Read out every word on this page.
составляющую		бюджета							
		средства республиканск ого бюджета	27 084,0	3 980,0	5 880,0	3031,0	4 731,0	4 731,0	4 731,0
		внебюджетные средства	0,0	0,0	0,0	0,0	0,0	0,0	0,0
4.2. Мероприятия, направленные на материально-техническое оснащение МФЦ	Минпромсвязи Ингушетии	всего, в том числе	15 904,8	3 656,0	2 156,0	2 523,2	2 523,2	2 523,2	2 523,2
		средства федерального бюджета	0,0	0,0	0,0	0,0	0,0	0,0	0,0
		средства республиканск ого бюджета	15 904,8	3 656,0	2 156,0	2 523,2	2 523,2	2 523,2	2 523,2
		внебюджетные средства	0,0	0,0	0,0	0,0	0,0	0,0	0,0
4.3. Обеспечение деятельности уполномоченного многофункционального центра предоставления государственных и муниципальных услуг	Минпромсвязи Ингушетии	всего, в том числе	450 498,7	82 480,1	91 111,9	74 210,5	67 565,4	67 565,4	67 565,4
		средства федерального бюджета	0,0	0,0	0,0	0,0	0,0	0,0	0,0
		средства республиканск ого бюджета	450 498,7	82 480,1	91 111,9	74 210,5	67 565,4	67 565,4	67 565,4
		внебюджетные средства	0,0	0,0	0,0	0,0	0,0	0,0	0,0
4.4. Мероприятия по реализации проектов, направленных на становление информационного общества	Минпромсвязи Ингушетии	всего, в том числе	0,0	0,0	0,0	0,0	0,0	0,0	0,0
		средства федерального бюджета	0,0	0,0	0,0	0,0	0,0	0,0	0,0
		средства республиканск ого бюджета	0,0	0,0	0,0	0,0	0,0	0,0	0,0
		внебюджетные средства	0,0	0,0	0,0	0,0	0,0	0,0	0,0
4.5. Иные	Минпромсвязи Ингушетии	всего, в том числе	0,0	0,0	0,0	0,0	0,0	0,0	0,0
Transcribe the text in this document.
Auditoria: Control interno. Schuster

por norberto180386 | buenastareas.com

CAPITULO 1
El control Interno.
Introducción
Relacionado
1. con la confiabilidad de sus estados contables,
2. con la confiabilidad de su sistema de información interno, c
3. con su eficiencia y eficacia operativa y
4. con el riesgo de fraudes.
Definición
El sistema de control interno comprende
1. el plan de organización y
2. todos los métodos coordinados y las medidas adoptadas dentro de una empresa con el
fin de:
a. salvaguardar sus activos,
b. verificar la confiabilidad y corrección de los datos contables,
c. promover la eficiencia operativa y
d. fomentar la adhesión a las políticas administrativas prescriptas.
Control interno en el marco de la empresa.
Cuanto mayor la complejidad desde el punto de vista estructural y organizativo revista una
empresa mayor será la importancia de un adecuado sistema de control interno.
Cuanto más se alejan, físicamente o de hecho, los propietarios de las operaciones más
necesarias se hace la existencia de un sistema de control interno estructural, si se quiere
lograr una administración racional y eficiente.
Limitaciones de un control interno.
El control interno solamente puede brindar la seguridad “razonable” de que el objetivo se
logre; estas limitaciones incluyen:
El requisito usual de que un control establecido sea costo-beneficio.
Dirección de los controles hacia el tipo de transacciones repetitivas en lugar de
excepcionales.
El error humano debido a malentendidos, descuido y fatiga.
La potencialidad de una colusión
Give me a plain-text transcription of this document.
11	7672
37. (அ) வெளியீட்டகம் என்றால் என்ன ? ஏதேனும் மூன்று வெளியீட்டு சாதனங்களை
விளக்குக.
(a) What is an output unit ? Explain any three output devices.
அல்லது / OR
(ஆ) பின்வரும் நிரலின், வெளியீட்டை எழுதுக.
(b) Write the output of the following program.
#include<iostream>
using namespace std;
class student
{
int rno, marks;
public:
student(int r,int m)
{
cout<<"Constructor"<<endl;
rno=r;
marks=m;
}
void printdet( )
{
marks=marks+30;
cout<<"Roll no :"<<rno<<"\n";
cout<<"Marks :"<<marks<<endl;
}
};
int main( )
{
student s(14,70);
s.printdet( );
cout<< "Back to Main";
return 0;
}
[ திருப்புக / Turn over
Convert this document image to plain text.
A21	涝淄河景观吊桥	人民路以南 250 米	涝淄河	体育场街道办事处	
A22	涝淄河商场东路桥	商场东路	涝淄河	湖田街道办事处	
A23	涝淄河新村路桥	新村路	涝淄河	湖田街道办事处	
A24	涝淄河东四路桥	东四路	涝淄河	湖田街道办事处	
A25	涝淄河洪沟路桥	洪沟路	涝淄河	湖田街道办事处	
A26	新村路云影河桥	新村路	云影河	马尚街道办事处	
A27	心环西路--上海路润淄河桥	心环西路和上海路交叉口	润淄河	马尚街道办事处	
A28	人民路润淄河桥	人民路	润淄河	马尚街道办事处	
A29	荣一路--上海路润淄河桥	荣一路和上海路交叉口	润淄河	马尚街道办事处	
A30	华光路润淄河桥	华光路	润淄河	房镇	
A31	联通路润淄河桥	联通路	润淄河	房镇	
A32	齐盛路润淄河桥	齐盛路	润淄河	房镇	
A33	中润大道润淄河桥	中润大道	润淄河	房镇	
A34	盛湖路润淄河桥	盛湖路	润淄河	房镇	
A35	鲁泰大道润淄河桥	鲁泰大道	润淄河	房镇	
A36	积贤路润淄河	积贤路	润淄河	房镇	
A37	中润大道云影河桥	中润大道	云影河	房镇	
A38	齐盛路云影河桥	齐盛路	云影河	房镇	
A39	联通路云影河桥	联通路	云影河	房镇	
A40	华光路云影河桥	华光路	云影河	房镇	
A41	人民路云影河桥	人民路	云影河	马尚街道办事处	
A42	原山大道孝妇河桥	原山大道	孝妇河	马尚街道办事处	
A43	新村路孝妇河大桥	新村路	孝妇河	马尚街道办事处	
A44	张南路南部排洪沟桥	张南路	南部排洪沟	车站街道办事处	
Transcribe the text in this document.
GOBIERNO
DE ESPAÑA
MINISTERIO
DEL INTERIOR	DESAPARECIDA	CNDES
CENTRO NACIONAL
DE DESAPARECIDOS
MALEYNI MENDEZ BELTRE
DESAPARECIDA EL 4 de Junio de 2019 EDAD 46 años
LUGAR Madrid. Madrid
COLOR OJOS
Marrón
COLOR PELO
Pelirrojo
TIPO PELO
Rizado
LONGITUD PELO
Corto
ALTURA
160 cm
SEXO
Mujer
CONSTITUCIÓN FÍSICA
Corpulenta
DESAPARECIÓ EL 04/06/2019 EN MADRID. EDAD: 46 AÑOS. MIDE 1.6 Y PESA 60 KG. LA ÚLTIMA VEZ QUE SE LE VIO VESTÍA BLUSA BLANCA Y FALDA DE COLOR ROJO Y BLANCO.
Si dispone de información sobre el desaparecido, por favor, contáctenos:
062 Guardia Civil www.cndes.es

What is expected ▸
Return the listing above in its exact form.

Result ▸
Read out every word on this page.
составляющую		бюджета							
		средства республиканск ого бюджета	27 084,0	3 980,0	5 880,0	3031,0	4 731,0	4 731,0	4 731,0
		внебюджетные средства	0,0	0,0	0,0	0,0	0,0	0,0	0,0
4.2. Мероприятия, направленные на материально-техническое оснащение МФЦ	Минпромсвязи Ингушетии	всего, в том числе	15 904,8	3 656,0	2 156,0	2 523,2	2 523,2	2 523,2	2 523,2
		средства федерального бюджета	0,0	0,0	0,0	0,0	0,0	0,0	0,0
		средства республиканск ого бюджета	15 904,8	3 656,0	2 156,0	2 523,2	2 523,2	2 523,2	2 523,2
		внебюджетные средства	0,0	0,0	0,0	0,0	0,0	0,0	0,0
4.3. Обеспечение деятельности уполномоченного многофункционального центра предоставления государственных и муниципальных услуг	Минпромсвязи Ингушетии	всего, в том числе	450 498,7	82 480,1	91 111,9	74 210,5	67 565,4	67 565,4	67 565,4
		средства федерального бюджета	0,0	0,0	0,0	0,0	0,0	0,0	0,0
		средства республиканск ого бюджета	450 498,7	82 480,1	91 111,9	74 210,5	67 565,4	67 565,4	67 565,4
		внебюджетные средства	0,0	0,0	0,0	0,0	0,0	0,0	0,0
4.4. Мероприятия по реализации проектов, направленных на становление информационного общества	Минпромсвязи Ингушетии	всего, в том числе	0,0	0,0	0,0	0,0	0,0	0,0	0,0
		средства федерального бюджета	0,0	0,0	0,0	0,0	0,0	0,0	0,0
		средства республиканск ого бюджета	0,0	0,0	0,0	0,0	0,0	0,0	0,0
		внебюджетные средства	0,0	0,0	0,0	0,0	0,0	0,0	0,0
4.5. Иные	Минпромсвязи Ингушетии	всего, в том числе	0,0	0,0	0,0	0,0	0,0	0,0	0,0
Transcribe the text in this document.
Auditoria: Control interno. Schuster

por norberto180386 | buenastareas.com

CAPITULO 1
El control Interno.
Introducción
Relacionado
1. con la confiabilidad de sus estados contables,
2. con la confiabilidad de su sistema de información interno, c
3. con su eficiencia y eficacia operativa y
4. con el riesgo de fraudes.
Definición
El sistema de control interno comprende
1. el plan de organización y
2. todos los métodos coordinados y las medidas adoptadas dentro de una empresa con el
fin de:
a. salvaguardar sus activos,
b. verificar la confiabilidad y corrección de los datos contables,
c. promover la eficiencia operativa y
d. fomentar la adhesión a las políticas administrativas prescriptas.
Control interno en el marco de la empresa.
Cuanto mayor la complejidad desde el punto de vista estructural y organizativo revista una
empresa mayor será la importancia de un adecuado sistema de control interno.
Cuanto más se alejan, físicamente o de hecho, los propietarios de las operaciones más
necesarias se hace la existencia de un sistema de control interno estructural, si se quiere
lograr una administración racional y eficiente.
Limitaciones de un control interno.
El control interno solamente puede brindar la seguridad “razonable” de que el objetivo se
logre; estas limitaciones incluyen:
El requisito usual de que un control establecido sea costo-beneficio.
Dirección de los controles hacia el tipo de transacciones repetitivas en lugar de
excepcionales.
El error humano debido a malentendidos, descuido y fatiga.
La potencialidad de una colusión
Give me a plain-text transcription of this document.
11	7672
37. (அ) வெளியீட்டகம் என்றால் என்ன ? ஏதேனும் மூன்று வெளியீட்டு சாதனங்களை
விளக்குக.
(a) What is an output unit ? Explain any three output devices.
அல்லது / OR
(ஆ) பின்வரும் நிரலின், வெளியீட்டை எழுதுக.
(b) Write the output of the following program.
#include<iostream>
using namespace std;
class student
{
int rno, marks;
public:
student(int r,int m)
{
cout<<"Constructor"<<endl;
rno=r;
marks=m;
}
void printdet( )
{
marks=marks+30;
cout<<"Roll no :"<<rno<<"\n";
cout<<"Marks :"<<marks<<endl;
}
};
int main( )
{
student s(14,70);
s.printdet( );
cout<< "Back to Main";
return 0;
}
[ திருப்புக / Turn over
Convert this document image to plain text.
A21	涝淄河景观吊桥	人民路以南 250 米	涝淄河	体育场街道办事处	
A22	涝淄河商场东路桥	商场东路	涝淄河	湖田街道办事处	
A23	涝淄河新村路桥	新村路	涝淄河	湖田街道办事处	
A24	涝淄河东四路桥	东四路	涝淄河	湖田街道办事处	
A25	涝淄河洪沟路桥	洪沟路	涝淄河	湖田街道办事处	
A26	新村路云影河桥	新村路	云影河	马尚街道办事处	
A27	心环西路--上海路润淄河桥	心环西路和上海路交叉口	润淄河	马尚街道办事处	
A28	人民路润淄河桥	人民路	润淄河	马尚街道办事处	
A29	荣一路--上海路润淄河桥	荣一路和上海路交叉口	润淄河	马尚街道办事处	
A30	华光路润淄河桥	华光路	润淄河	房镇	
A31	联通路润淄河桥	联通路	润淄河	房镇	
A32	齐盛路润淄河桥	齐盛路	润淄河	房镇	
A33	中润大道润淄河桥	中润大道	润淄河	房镇	
A34	盛湖路润淄河桥	盛湖路	润淄河	房镇	
A35	鲁泰大道润淄河桥	鲁泰大道	润淄河	房镇	
A36	积贤路润淄河	积贤路	润淄河	房镇	
A37	中润大道云影河桥	中润大道	云影河	房镇	
A38	齐盛路云影河桥	齐盛路	云影河	房镇	
A39	联通路云影河桥	联通路	云影河	房镇	
A40	华光路云影河桥	华光路	云影河	房镇	
A41	人民路云影河桥	人民路	云影河	马尚街道办事处	
A42	原山大道孝妇河桥	原山大道	孝妇河	马尚街道办事处	
A43	新村路孝妇河大桥	新村路	孝妇河	马尚街道办事处	
A44	张南路南部排洪沟桥	张南路	南部排洪沟	车站街道办事处	
Transcribe the text in this document.
GOBIERNO
DE ESPAÑA
MINISTERIO
DEL INTERIOR	DESAPARECIDA	CNDES
CENTRO NACIONAL
DE DESAPARECIDOS
MALEYNI MENDEZ BELTRE
DESAPARECIDA EL 4 de Junio de 2019 EDAD 46 años
LUGAR Madrid. Madrid
COLOR OJOS
Marrón
COLOR PELO
Pelirrojo
TIPO PELO
Rizado
LONGITUD PELO
Corto
ALTURA
160 cm
SEXO
Mujer
CONSTITUCIÓN FÍSICA
Corpulenta
DESAPARECIÓ EL 04/06/2019 EN MADRID. EDAD: 46 AÑOS. MIDE 1.6 Y PESA 60 KG. LA ÚLTIMA VEZ QUE SE LE VIO VESTÍA BLUSA BLANCA Y FALDA DE COLOR ROJO Y BLANCO.
Si dispone de información sobre el desaparecido, por favor, contáctenos:
062 Guardia Civil www.cndes.es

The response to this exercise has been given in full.